MATERIAL SHOWN:
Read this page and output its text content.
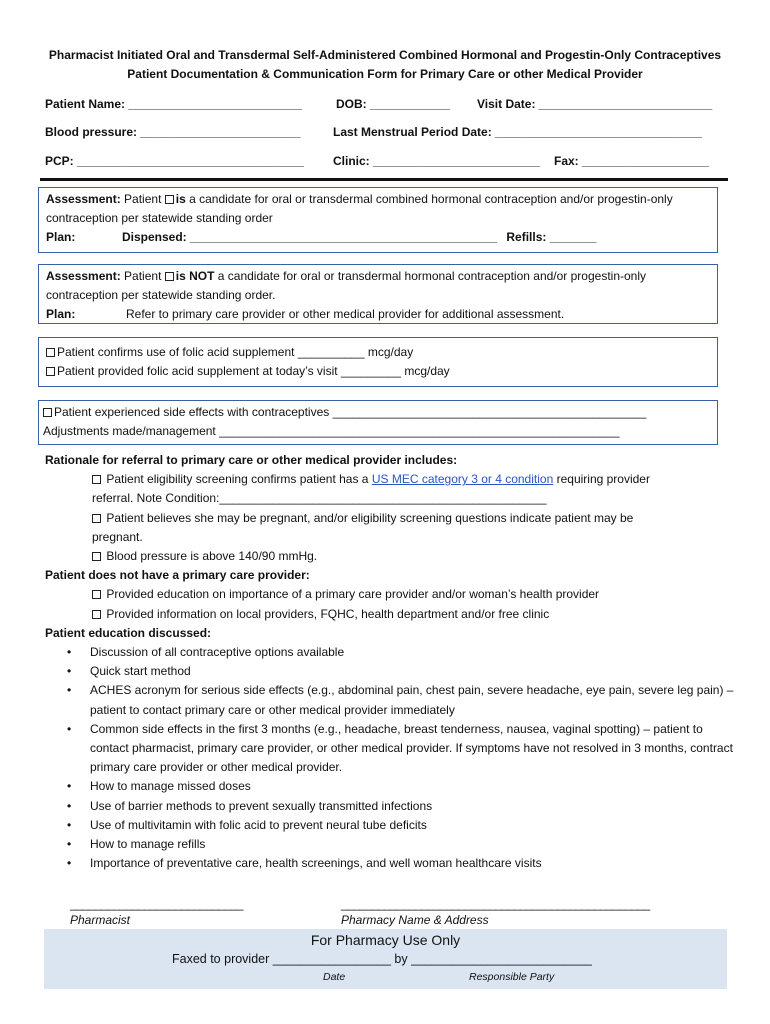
Pharmacist Initiated Oral and Transdermal Self-Administered Combined Hormonal and Progestin-Only Contraceptives
Patient Documentation & Communication Form for Primary Care or other Medical Provider
Patient Name: __________________________	DOB: ____________ Visit Date: __________________________
Blood pressure: ________________________	Last Menstrual Period Date: _______________________________
PCP: __________________________________ Clinic: _________________________ Fax: ___________________
Assessment: Patient is a candidate for oral or transdermal combined hormonal contraception and/or progestin-only
contraception per statewide standing order
Plan:	Dispensed: ______________________________________________ Refills: _______
Assessment: Patient is NOT a candidate for oral or transdermal hormonal contraception and/or progestin-only
contraception per statewide standing order.
Plan:	Refer to primary care provider or other medical provider for additional assessment.
Patient confirms use of folic acid supplement __________ mcg/day
Patient provided folic acid supplement at today’s visit _________ mcg/day
Patient experienced side effects with contraceptives _______________________________________________
Adjustments made/management ____________________________________________________________
Rationale for referral to primary care or other medical provider includes:
Patient eligibility screening confirms patient has a US MEC category 3 or 4 condition requiring provider
referral. Note Condition:_________________________________________________
Patient believes she may be pregnant, and/or eligibility screening questions indicate patient may be
pregnant.
Blood pressure is above 140/90 mmHg.
Patient does not have a primary care provider:
Provided education on importance of a primary care provider and/or woman’s health provider
Provided information on local providers, FQHC, health department and/or free clinic
Patient education discussed:
• Discussion of all contraceptive options available
• Quick start method
• ACHES acronym for serious side effects (e.g., abdominal pain, chest pain, severe headache, eye pain, severe leg pain) – patient to contact primary care or other medical provider immediately
• Common side effects in the first 3 months (e.g., headache, breast tenderness, nausea, vaginal spotting) – patient to contact pharmacist, primary care provider, or other medical provider. If symptoms have not resolved in 3 months, contract primary care provider or other medical provider.
• How to manage missed doses
• Use of barrier methods to prevent sexually transmitted infections
• Use of multivitamin with folic acid to prevent neural tube deficits
• How to manage refills
• Importance of preventative care, health screenings, and well woman healthcare visits
____________________________
Pharmacist
__________________________________________________
Pharmacy Name & Address
For Pharmacy Use Only
Faxed to provider _________________ by __________________________
Date	Responsible Party
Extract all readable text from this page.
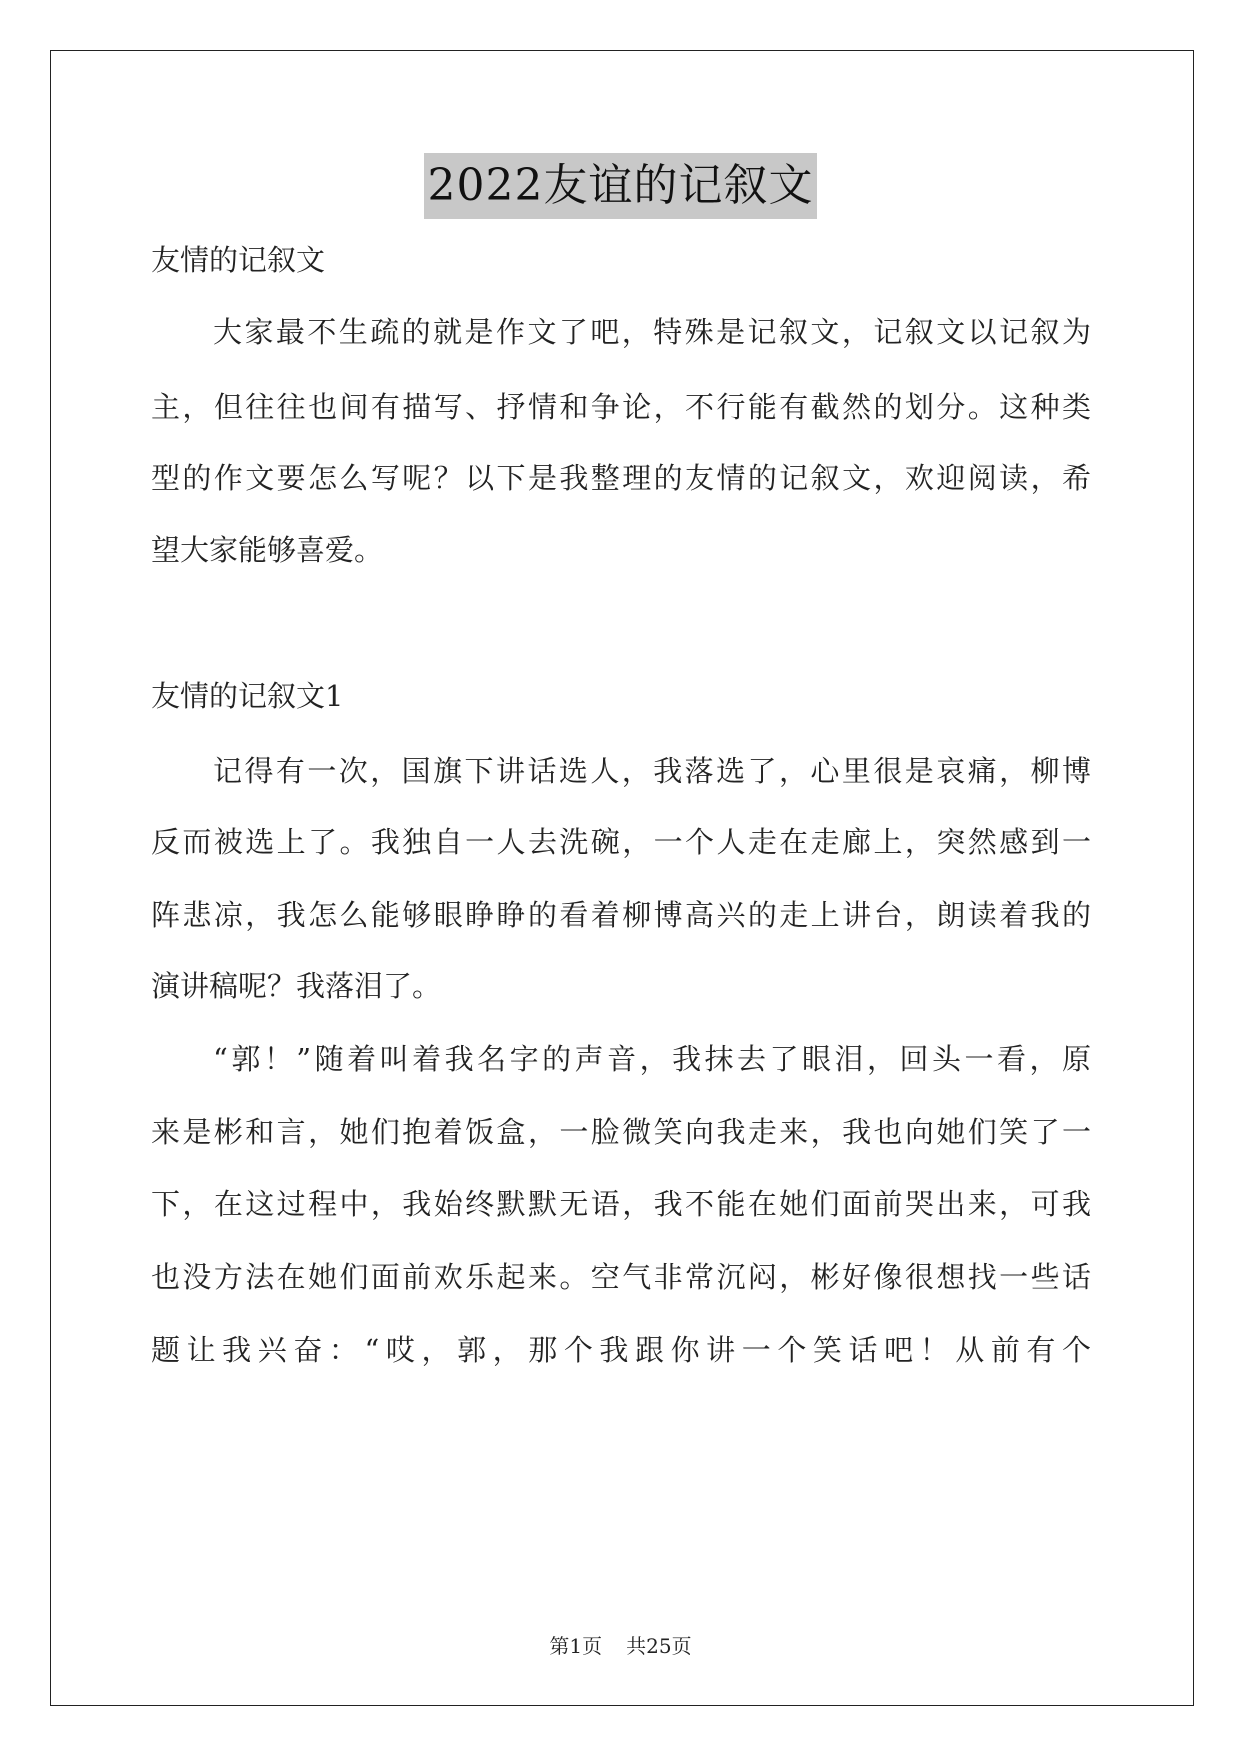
2022友谊的记叙文
友情的记叙文
大家最不生疏的就是作文了吧，特殊是记叙文，记叙文以记叙为
主，但往往也间有描写、抒情和争论，不行能有截然的划分。这种类
型的作文要怎么写呢？以下是我整理的友情的记叙文，欢迎阅读，希
望大家能够喜爱。
友情的记叙文1
记得有一次，国旗下讲话选人，我落选了，心里很是哀痛，柳博
反而被选上了。我独自一人去洗碗，一个人走在走廊上，突然感到一
阵悲凉，我怎么能够眼睁睁的看着柳博高兴的走上讲台，朗读着我的
演讲稿呢？我落泪了。
“郭！”随着叫着我名字的声音，我抹去了眼泪，回头一看，原
来是彬和言，她们抱着饭盒，一脸微笑向我走来，我也向她们笑了一
下，在这过程中，我始终默默无语，我不能在她们面前哭出来，可我
也没方法在她们面前欢乐起来。空气非常沉闷，彬好像很想找一些话
题让我兴奋：“哎，郭，那个我跟你讲一个笑话吧！从前有个
第1页 共25页
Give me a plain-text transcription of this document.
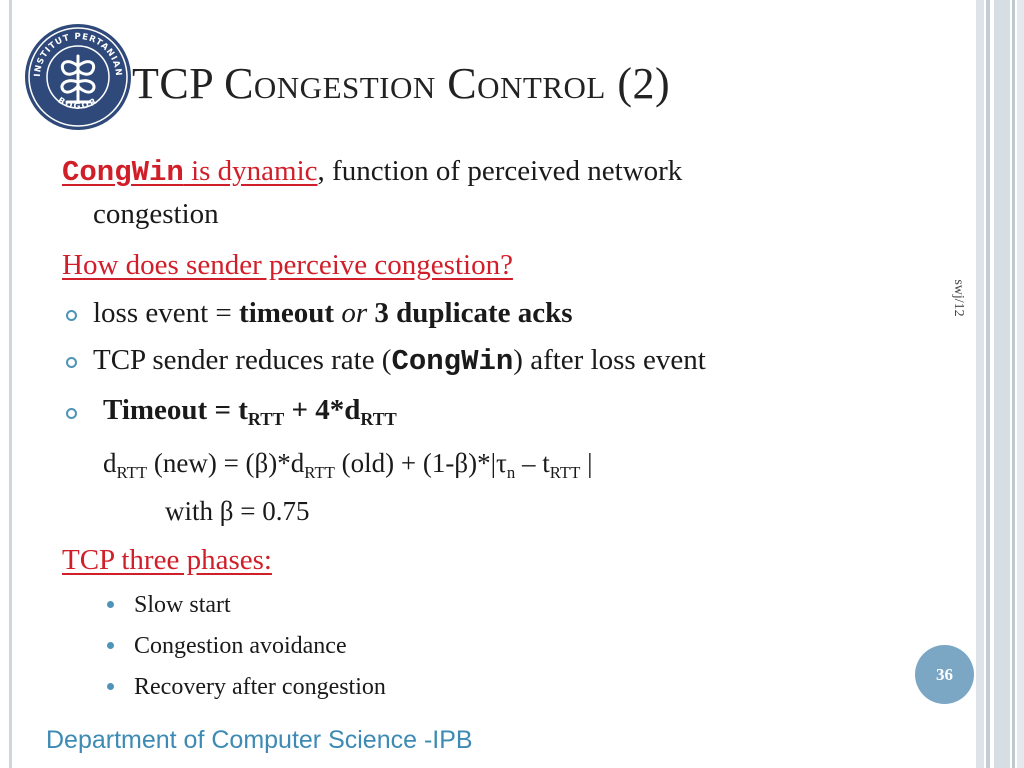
INSTITUT PERTANIAN
BOGOR TCP Congestion Control (2)
swj/12
CongWin is dynamic, function of perceived network
congestion
How does sender perceive congestion?
loss event = timeout or 3 duplicate acks
TCP sender reduces rate (CongWin) after loss event
Timeout = $t_{RTT} + 4*d_{RTT}$
$d_{RTT}$ $(new) = (\beta)*d_{RTT}$ $(old) + (1-\beta)*|\tau_n - t_{RTT}$ |
with β = 0.75
TCP three phases:
Slow start
Congestion avoidance
Recovery after congestion	36
Department of Computer Science -IPB
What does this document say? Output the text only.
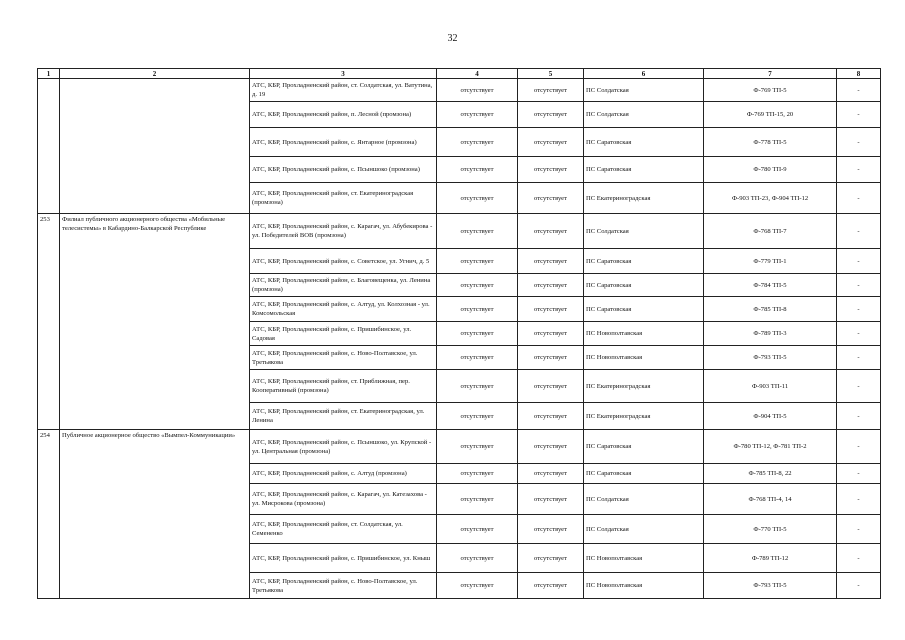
32
1	2	3	4	5	6	7	8
		АТС, КБР, Прохладненский район, ст. Солдатская, ул. Ватутина, д. 19	отсутствует	отсутствует	ПС Солдатская	Ф-769 ТП-5	-
		АТС, КБР, Прохладненский район, п. Лесной (промзона)	отсутствует	отсутствует	ПС Солдатская	Ф-769 ТП-15, 20	-
		АТС, КБР, Прохладненский район, с. Янтарное (промзона)	отсутствует	отсутствует	ПС Саратовская	Ф-778 ТП-5	-
		АТС, КБР, Прохладненский район, с. Псыншоко (промзона)	отсутствует	отсутствует	ПС Саратовская	Ф-780 ТП-9	-
		АТС, КБР, Прохладненский район, ст. Екатериноградская (промзона)	отсутствует	отсутствует	ПС Екатериноградская	Ф-903 ТП-23, Ф-904 ТП-12	-
253	Филиал публичного акционерного общества «Мобильные телесистемы» в Кабардино-Балкарской Республике	АТС, КБР, Прохладненский район, с. Карагач, ул. Абубекирова - ул. Победителей ВОВ (промзона)	отсутствует	отсутствует	ПС Солдатская	Ф-768 ТП-7	-
		АТС, КБР, Прохладненский район, с. Советское, ул. Угнич, д. 5	отсутствует	отсутствует	ПС Саратовская	Ф-779 ТП-1	-
		АТС, КБР, Прохладненский район, с. Благовещенка, ул. Ленина (промзона)	отсутствует	отсутствует	ПС Саратовская	Ф-784 ТП-5	-
		АТС, КБР, Прохладненский район, с. Алтуд, ул. Колхозная - ул. Комсомольская	отсутствует	отсутствует	ПС Саратовская	Ф-785 ТП-8	-
		АТС, КБР, Прохладненский район, с. Пришибинское, ул. Садовая	отсутствует	отсутствует	ПС Новополтавская	Ф-789 ТП-3	-
		АТС, КБР, Прохладненский район, с. Ново-Полтавское, ул. Третьякова	отсутствует	отсутствует	ПС Новополтавская	Ф-793 ТП-5	-
		АТС, КБР, Прохладненский район, ст. Приближная, пер. Кооперативный (промзона)	отсутствует	отсутствует	ПС Екатериноградская	Ф-903 ТП-11	-
		АТС, КБР, Прохладненский район, ст. Екатериноградская, ул. Ленина	отсутствует	отсутствует	ПС Екатериноградская	Ф-904 ТП-5	-
254	Публичное акционерное общество «Вымпел-Коммуникации»	АТС, КБР, Прохладненский район, с. Псыншоко, ул. Крупской - ул. Центральная (промзона)	отсутствует	отсутствует	ПС Саратовская	Ф-780 ТП-12, Ф-781 ТП-2	-
		АТС, КБР, Прохладненский район, с. Алтуд (промзона)	отсутствует	отсутствует	ПС Саратовская	Ф-785 ТП-8, 22	-
		АТС, КБР, Прохладненский район, с. Карагач, ул. Катезахова - ул. Мисрокова (промзона)	отсутствует	отсутствует	ПС Солдатская	Ф-768 ТП-4, 14	-
		АТС, КБР, Прохладненский район, ст. Солдатская, ул. Семененко	отсутствует	отсутствует	ПС Солдатская	Ф-770 ТП-5	-
		АТС, КБР, Прохладненский район, с. Пришибинское, ул. Кныш	отсутствует	отсутствует	ПС Новополтавская	Ф-789 ТП-12	-
		АТС, КБР, Прохладненский район, с. Ново-Полтавское, ул. Третьякова	отсутствует	отсутствует	ПС Новополтавская	Ф-793 ТП-5	-
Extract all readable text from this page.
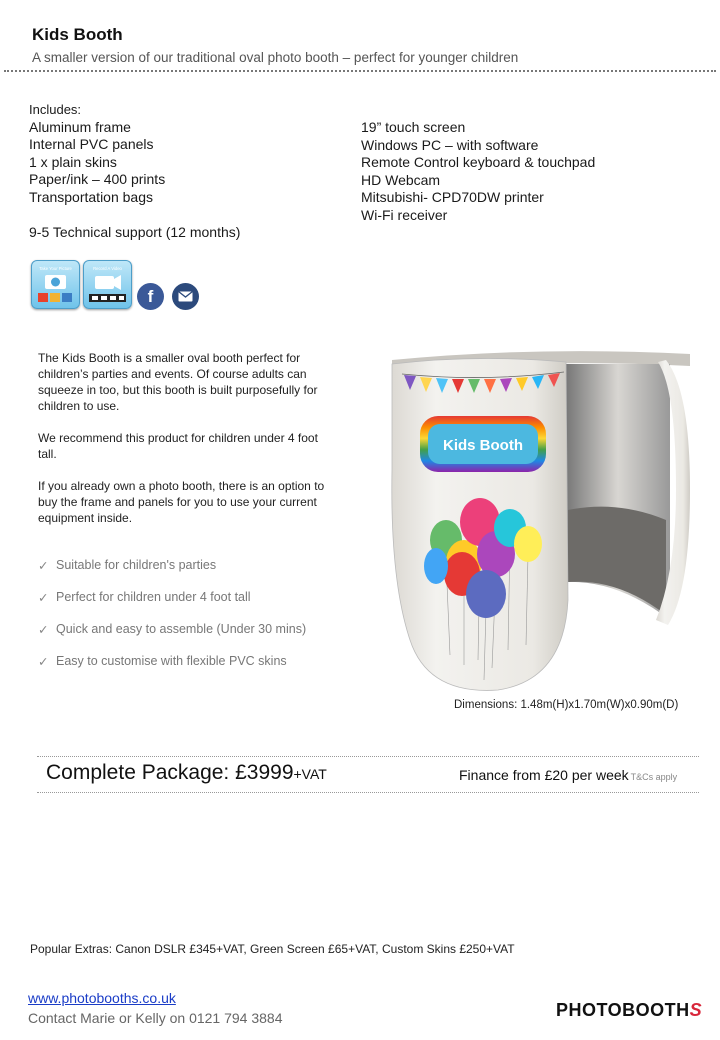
Kids Booth
A smaller version of our traditional oval photo booth – perfect for younger children
Includes:
Aluminum frame
Internal PVC panels
1 x plain skins
Paper/ink – 400 prints
Transportation bags
19” touch screen
Windows PC – with software
Remote Control keyboard & touchpad
HD Webcam
Mitsubishi- CPD70DW printer
Wi-Fi receiver
9-5 Technical support (12 months)
Take Your Picture	Record A Video
f

The Kids Booth is a smaller oval booth perfect for children’s parties and events. Of course adults can squeeze in too, but this booth is built purposefully for children to use.

We recommend this product for children under 4 foot tall.

If you already own a photo booth, there is an option to buy the frame and panels for you to use your current equipment inside.

✓ Suitable for children's parties
✓ Perfect for children under 4 foot tall
✓ Quick and easy to assemble (Under 30 mins)
✓ Easy to customise with flexible PVC skins
Kids Booth
Dimensions: 1.48m(H)x1.70m(W)x0.90m(D)
Complete Package: £3999+VAT	Finance from £20 per week T&Cs apply
Popular Extras: Canon DSLR £345+VAT, Green Screen £65+VAT, Custom Skins £250+VAT
www.photobooths.co.uk
Contact Marie or Kelly on 0121 794 3884	PHOTOBOOTHS
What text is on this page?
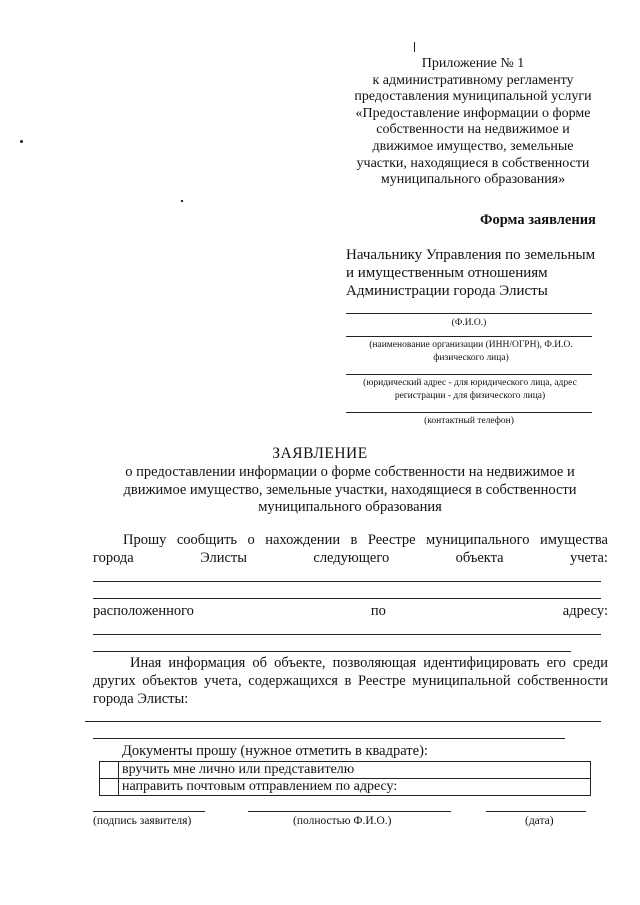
Приложение № 1
к административному регламенту
предоставления муниципальной услуги
«Предоставление информации о форме
собственности на недвижимое и
движимое имущество, земельные
участки, находящиеся в собственности
муниципального образования»
Форма заявления
Начальнику Управления по земельным
и имущественным отношениям
Администрации города Элисты
(Ф.И.О.)
(наименование организации (ИНН/ОГРН), Ф.И.О. физического лица)
(юридический адрес - для юридического лица, адрес регистрации - для физического лица)
(контактный телефон)
ЗАЯВЛЕНИЕ
о предоставлении информации о форме собственности на недвижимое и
движимое имущество, земельные участки, находящиеся в собственности
муниципального образования
Прошу сообщить о нахождении в Реестре муниципального имущества
города	Элисты	следующего	объекта	учета:
расположенного	по	адресу:
Иная информация об объекте, позволяющая идентифицировать его среди
других объектов учета, содержащихся в Реестре муниципальной собственности
города Элисты:
Документы прошу (нужное отметить в квадрате):
	вручить мне лично или представителю
	направить почтовым отправлением по адресу:
(подпись заявителя)	(полностью Ф.И.О.)	(дата)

EXERCISE TASK:
Check each line of the records above for the string "after", and report every line that has it.

FULL RESPONSE:
TCP sender reduces rate (CongWin) after loss event
Recovery after congestion	36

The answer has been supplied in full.